*** Text Section Begins ***

Nur Aliah Daud, Abdul Salam Babji* and Salma Mohamad Yusop
School of Chemical Sciences and Food Technology, Universiti Kebangsaan Malaysia, 43600, Bangi, Selangor, Malaysia, E-mail: daging@ukm.edu.my
*Corresponding Author: Abdul Salam Babji, School of Chemical Sciences and Food Technology, Universiti Kebangsaan Malaysia, 43600, Bangi, Selangor, Malaysia, Fax: 603-89213232

Abstract

In this research, activities of antioxidative and antihypertensive peptides, derived from Red Tilapia meat protein (Oreochromis niloticus) by alcalase and thermolysin enzymes were evaluated. The hydrolysis process was performed from 0 - 4 hours at 37°C, pH 7.4. Two hours of hydrolysis with thermolysin and alcalase resulted in degree of hydrolysis of 76.29% and 63.49%, respectively. Hydrolysates obtained after 1 hour and 2 hours hydrolysis were chosen for further study on the bioactive activities. Results showed that thermolysin enzyme yielded higher antioxidant activities than alcalase enzyme based on ABTS and reducing power assays, before and after ultrafiltration for concentrated cut-off interval of hydrolysates. For antihypertensive assay, thermolysin enzyme yielded higher inhibition of ACE enzyme activities after 1 hour hydrolysis while alcalase enzyme yielded higher inhibition activities after 2 hours hydrolysis. Chosen cut-off interval of hydrolysates showed that, thermolysin hydrolysates have a strong inhibition effects towards ACE enzyme than alcalase hydrolysates. Based on SDS-PAGE test, the hydrolysates obtained by alcalase appeared as a smear and have concentrated the most with molecular weight within range ≤14 kDa. Hydrolysates obtained by thermolysin appeared as a band and have concentrated the most with molecular weight of 14 kDa and 3 kDa. Hydrolysates from Red Tilapia may contribute as a health promoting ingredient, to improve shelf-life of functional food and as an ingredient which have the antihypertensive effects towards mild hypertension patients, in functional foods.

Keywords: Alcalase, Thermolysin, Antioxidative, Antihypertensive, Protein hydrolysate

Introduction

Peptides containing antioxidative and antihypertensive activities have been focused by researchers, mainly due to their involvement in food quality and health of consumers. Antioxidative peptide could prevent the occurence of oxidation process and further improve shelflife of the foods involved. Antihypertensive peptide would act as an inhibitor to ACE enzyme, the main protein component in hypertension reactivity. This bioactive peptide can be used as a functional ingredient in food component and to be delivered to consumers [1].

*** Text Section Ends ***

■ **Task requirements**:
Pick up the Red Tilapia peptide text after its final sentence and continue its introduction.

*** Extracted information Section Begins ***

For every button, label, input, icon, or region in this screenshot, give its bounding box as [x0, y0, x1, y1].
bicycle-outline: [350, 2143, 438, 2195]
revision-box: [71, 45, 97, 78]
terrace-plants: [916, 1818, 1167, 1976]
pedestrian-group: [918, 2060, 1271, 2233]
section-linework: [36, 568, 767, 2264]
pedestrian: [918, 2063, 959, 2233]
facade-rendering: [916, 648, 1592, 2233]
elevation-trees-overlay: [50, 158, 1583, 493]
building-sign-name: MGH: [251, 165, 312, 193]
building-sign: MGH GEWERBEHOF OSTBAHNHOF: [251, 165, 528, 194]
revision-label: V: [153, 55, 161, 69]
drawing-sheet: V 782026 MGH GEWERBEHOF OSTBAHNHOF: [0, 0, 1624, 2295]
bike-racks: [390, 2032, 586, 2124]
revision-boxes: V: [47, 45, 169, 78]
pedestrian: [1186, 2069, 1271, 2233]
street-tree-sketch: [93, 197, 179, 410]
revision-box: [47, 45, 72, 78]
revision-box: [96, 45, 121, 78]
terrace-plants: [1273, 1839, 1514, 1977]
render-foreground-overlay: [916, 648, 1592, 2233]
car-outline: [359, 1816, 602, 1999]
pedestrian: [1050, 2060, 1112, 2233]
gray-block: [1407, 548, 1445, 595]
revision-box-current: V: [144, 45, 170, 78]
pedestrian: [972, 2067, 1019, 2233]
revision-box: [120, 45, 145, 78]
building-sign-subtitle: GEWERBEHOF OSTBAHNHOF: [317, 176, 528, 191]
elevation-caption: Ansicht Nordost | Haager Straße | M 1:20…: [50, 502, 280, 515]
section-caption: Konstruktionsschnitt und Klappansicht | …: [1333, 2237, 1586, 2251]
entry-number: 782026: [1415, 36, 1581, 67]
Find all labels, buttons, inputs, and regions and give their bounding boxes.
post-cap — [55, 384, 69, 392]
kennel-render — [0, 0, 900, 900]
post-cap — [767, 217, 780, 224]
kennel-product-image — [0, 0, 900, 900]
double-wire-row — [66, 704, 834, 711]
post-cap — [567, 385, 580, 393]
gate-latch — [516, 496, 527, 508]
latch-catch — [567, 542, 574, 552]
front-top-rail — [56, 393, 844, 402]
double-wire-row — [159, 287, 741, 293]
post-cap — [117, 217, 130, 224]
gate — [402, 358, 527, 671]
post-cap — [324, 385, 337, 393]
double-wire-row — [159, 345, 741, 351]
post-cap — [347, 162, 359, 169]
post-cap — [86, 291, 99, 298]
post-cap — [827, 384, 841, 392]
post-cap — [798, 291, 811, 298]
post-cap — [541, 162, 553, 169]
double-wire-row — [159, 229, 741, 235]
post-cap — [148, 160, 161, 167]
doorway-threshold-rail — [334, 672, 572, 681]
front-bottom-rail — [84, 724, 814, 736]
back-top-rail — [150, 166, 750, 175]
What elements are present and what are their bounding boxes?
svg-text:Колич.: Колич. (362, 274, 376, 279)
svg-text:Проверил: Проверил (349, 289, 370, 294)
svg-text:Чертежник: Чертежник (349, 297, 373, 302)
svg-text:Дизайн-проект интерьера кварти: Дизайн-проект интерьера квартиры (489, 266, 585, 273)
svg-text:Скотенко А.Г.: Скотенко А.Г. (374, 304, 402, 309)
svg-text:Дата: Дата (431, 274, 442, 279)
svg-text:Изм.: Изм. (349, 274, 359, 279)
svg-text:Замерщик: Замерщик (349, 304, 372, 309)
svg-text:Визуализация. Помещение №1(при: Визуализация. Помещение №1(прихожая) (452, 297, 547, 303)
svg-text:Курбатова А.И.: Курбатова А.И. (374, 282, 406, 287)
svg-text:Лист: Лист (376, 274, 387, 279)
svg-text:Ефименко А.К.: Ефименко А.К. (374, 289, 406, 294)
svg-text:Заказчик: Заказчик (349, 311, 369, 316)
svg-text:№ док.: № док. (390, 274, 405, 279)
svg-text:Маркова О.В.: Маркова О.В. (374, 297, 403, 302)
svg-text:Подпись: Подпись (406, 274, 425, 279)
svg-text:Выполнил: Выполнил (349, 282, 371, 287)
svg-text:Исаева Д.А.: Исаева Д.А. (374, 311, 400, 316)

*** Extracted information Section Ends ***

■ **Task answer**:
In previous study, this bioactive peptide was determined in various source of protein like plant, milk, egg, meat, chicken and fish [2-5]. Considering fish having a higher biological value than other protein sources, the specific components of fish protein like sarcoplasmic, myofibrillar, collagen, skin, bone and visceral protein had been extracted to study the bioactive activity from the peptides obtained [4,6-9]. The studies resulted in varied range of value on bioactivities depending on the source of sample used.

Extraction process to purify specific components of fish protein consuming time. The yield of extraction obtained usually is very low. Fortunately, the activity of bioactive peptide from different component of fish protein can be estimated and compared based on the studies conducted. Fish-derived bioactive peptides based on their structural properties, amino acid composition and sequences, may be involved in various biological functions. The use of fish protein as a whole as in fish fillet might carry a higher value of bioactivities. Red Tilapia used in this study was chosen due to the growing demand for live fish and tilapia fillet in domestic market. Thus, Red Tilapia is more readily available than other freshwater fish.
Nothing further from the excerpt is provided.